YOUR OBJECTIVE: Where does the string "this" appear in the records? Copy every line that contains it.

______

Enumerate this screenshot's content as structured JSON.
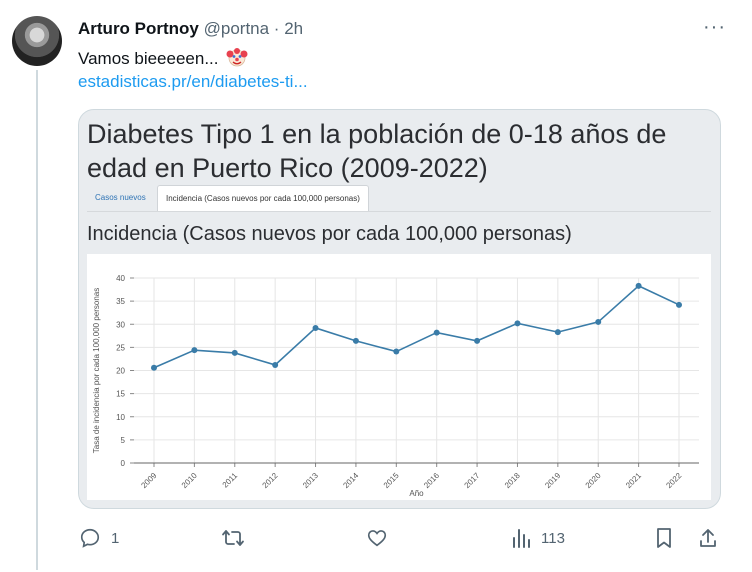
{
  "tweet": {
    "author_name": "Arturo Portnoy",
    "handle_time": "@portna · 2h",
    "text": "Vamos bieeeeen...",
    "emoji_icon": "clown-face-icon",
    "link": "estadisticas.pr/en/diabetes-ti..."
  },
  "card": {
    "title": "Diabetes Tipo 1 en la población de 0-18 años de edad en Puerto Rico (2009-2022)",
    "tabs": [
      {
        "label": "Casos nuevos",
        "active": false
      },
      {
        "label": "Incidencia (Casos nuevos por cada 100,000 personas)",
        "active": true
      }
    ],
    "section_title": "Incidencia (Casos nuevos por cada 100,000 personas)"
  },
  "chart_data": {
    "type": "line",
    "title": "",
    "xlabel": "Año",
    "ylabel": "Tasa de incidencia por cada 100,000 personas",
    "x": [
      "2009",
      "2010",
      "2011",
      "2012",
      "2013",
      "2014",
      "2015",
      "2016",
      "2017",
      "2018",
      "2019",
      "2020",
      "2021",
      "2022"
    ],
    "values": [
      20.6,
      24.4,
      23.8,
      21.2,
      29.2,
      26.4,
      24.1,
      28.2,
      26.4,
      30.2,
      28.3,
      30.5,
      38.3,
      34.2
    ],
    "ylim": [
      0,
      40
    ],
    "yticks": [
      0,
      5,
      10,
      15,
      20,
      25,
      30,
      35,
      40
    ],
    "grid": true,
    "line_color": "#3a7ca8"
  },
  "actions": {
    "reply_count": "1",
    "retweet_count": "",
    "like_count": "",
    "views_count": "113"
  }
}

______

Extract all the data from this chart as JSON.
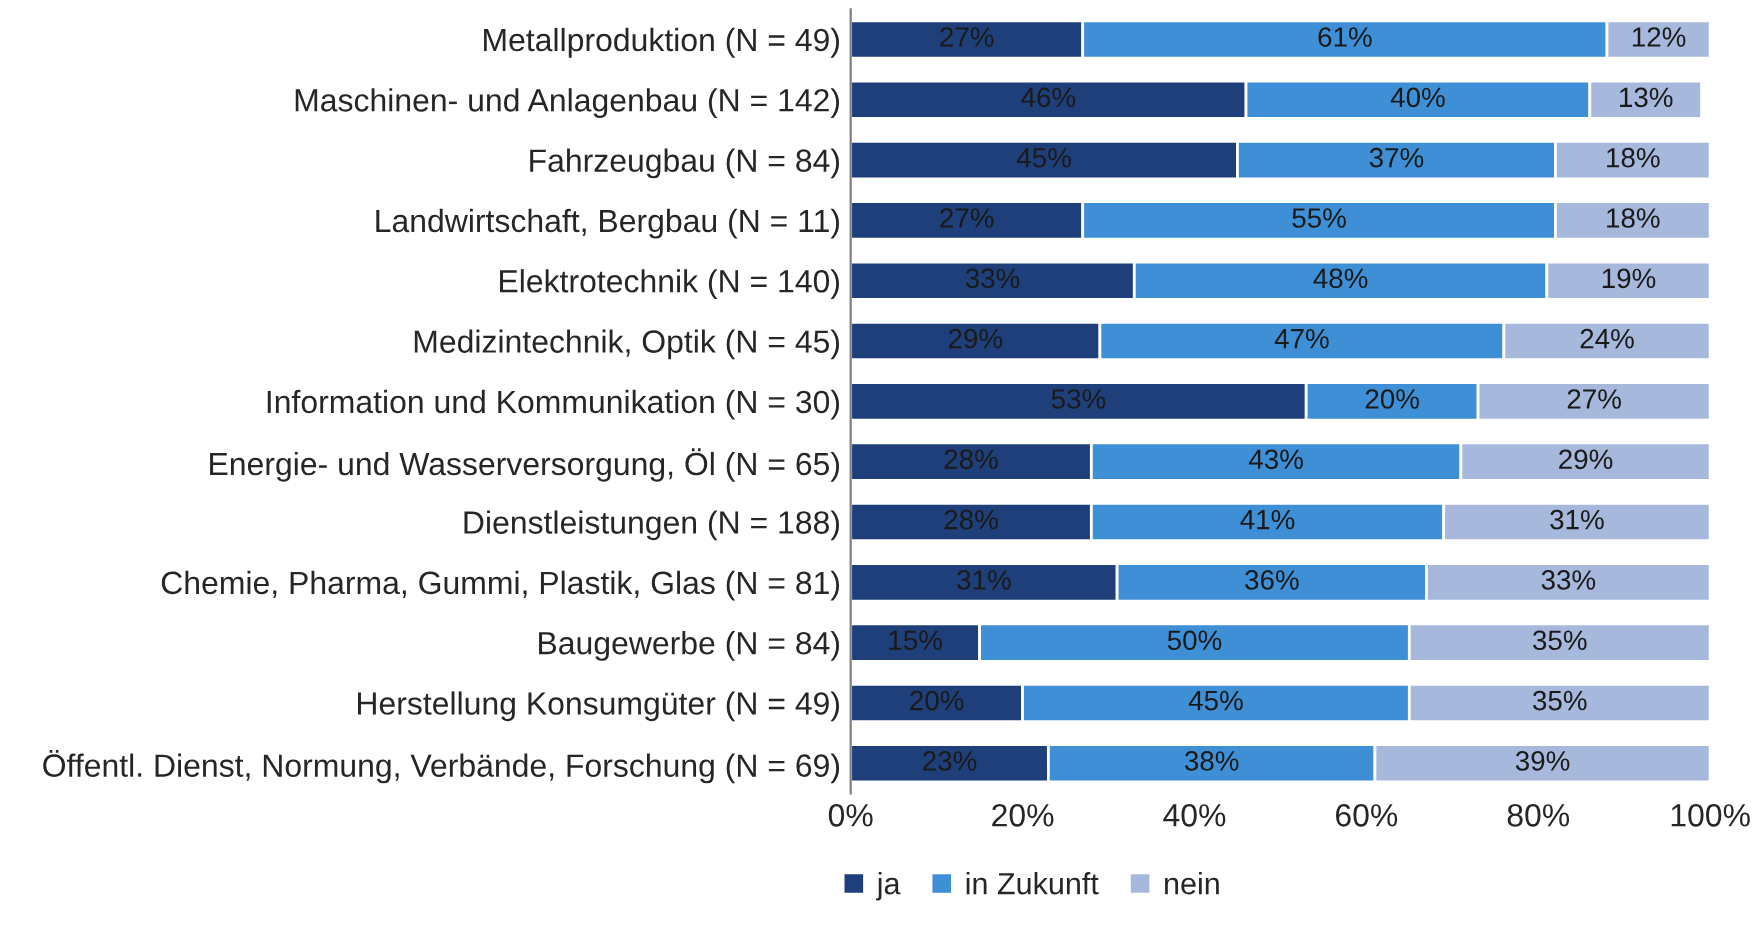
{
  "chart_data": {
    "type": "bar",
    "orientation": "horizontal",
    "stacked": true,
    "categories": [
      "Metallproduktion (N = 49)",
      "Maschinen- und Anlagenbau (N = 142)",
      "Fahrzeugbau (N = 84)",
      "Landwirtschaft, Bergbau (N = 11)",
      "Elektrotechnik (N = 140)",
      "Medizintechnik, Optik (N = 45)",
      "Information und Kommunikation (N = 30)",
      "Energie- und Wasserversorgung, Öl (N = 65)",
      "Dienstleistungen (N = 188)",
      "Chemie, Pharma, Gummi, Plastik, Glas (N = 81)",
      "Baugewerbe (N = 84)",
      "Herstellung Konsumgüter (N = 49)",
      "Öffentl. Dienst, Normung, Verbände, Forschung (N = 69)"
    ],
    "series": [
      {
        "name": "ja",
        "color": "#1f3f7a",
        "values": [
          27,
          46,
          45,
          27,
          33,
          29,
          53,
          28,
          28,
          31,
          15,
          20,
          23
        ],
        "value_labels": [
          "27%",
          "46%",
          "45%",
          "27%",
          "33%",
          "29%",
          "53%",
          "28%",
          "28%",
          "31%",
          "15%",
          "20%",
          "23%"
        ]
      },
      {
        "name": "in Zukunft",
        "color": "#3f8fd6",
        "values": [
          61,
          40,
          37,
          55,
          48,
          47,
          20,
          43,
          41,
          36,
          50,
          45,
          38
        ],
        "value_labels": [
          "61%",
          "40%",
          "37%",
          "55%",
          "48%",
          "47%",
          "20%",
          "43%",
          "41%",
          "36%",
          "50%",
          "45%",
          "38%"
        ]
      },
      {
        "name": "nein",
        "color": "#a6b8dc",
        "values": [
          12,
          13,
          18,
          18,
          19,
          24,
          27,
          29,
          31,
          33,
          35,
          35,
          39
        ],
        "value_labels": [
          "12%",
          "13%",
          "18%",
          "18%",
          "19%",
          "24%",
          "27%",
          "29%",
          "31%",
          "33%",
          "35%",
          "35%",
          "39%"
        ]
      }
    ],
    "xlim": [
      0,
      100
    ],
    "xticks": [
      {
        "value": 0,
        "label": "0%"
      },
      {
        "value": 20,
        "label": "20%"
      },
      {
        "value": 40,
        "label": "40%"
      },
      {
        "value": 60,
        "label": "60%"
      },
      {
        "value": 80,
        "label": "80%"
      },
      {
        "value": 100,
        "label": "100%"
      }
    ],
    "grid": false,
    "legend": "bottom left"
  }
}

______

ANSWER FOR THE TASK:
Enumerate this screenshot's content as structured JSON.
Extract all the data from this chart as JSON.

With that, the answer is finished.